◆ What this task involves ◆
List all lines of the data that include the string "JSON".

◆ Input rows ◆
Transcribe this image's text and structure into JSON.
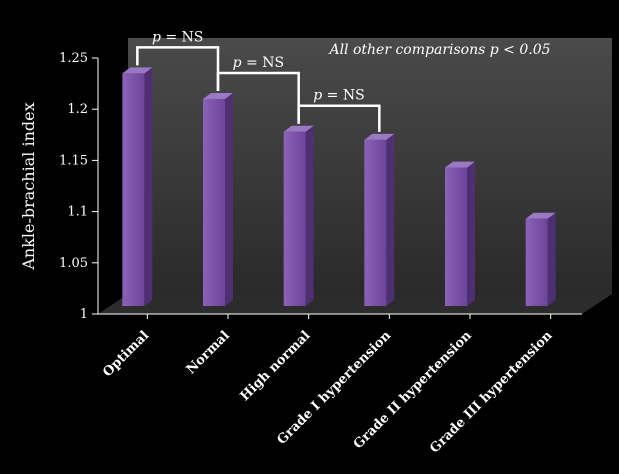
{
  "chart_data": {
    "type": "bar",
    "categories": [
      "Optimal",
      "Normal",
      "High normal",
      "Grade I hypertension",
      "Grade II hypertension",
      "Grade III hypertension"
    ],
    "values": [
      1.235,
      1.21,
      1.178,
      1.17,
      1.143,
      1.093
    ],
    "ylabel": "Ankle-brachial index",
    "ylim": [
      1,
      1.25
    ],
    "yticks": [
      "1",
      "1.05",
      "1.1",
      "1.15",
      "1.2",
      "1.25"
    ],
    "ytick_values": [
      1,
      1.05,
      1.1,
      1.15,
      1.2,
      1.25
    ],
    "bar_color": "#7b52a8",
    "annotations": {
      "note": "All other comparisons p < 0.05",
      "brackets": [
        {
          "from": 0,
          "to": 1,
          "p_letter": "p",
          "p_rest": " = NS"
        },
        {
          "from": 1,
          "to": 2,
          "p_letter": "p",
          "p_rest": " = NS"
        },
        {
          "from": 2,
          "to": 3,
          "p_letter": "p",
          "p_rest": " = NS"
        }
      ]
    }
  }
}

...

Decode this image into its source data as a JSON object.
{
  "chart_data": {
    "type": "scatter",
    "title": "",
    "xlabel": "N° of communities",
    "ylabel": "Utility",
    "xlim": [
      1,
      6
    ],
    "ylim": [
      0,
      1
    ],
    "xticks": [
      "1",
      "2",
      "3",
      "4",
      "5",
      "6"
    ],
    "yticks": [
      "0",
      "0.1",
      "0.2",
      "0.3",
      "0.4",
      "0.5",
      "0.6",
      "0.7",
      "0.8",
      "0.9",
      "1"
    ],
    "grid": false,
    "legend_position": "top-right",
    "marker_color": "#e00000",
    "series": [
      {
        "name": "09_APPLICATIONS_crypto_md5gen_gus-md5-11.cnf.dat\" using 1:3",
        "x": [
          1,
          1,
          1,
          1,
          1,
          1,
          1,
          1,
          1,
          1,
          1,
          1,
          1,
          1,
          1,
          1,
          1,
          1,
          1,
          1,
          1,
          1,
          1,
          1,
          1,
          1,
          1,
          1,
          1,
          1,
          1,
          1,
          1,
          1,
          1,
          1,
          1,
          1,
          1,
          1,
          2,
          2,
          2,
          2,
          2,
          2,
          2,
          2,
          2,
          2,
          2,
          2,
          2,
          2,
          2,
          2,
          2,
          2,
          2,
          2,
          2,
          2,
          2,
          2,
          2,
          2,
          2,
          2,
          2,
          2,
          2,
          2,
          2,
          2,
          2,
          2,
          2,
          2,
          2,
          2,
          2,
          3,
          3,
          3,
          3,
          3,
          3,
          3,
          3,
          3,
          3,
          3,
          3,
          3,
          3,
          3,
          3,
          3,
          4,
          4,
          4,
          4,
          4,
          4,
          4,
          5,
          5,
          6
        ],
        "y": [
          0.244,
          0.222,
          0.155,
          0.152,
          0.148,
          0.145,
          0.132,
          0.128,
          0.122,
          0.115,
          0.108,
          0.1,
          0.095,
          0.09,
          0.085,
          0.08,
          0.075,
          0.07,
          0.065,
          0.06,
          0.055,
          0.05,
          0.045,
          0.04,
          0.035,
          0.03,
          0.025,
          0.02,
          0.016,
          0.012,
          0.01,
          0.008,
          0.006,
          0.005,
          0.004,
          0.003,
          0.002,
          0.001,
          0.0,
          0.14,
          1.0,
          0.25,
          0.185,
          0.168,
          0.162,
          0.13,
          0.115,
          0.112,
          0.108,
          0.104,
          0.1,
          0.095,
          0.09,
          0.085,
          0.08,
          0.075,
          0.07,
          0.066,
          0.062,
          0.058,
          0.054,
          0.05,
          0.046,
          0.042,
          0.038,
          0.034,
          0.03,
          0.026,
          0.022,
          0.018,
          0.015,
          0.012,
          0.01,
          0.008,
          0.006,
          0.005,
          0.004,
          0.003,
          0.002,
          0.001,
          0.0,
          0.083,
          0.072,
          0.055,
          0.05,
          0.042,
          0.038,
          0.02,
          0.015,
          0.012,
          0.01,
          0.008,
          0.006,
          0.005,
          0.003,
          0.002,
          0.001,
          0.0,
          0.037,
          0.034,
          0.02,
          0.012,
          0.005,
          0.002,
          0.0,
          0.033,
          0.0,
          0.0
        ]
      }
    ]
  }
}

◆ Exercise output ◆
Transcribe this image's text and structure into JSON.
Decode this image into its source data as a JSON object.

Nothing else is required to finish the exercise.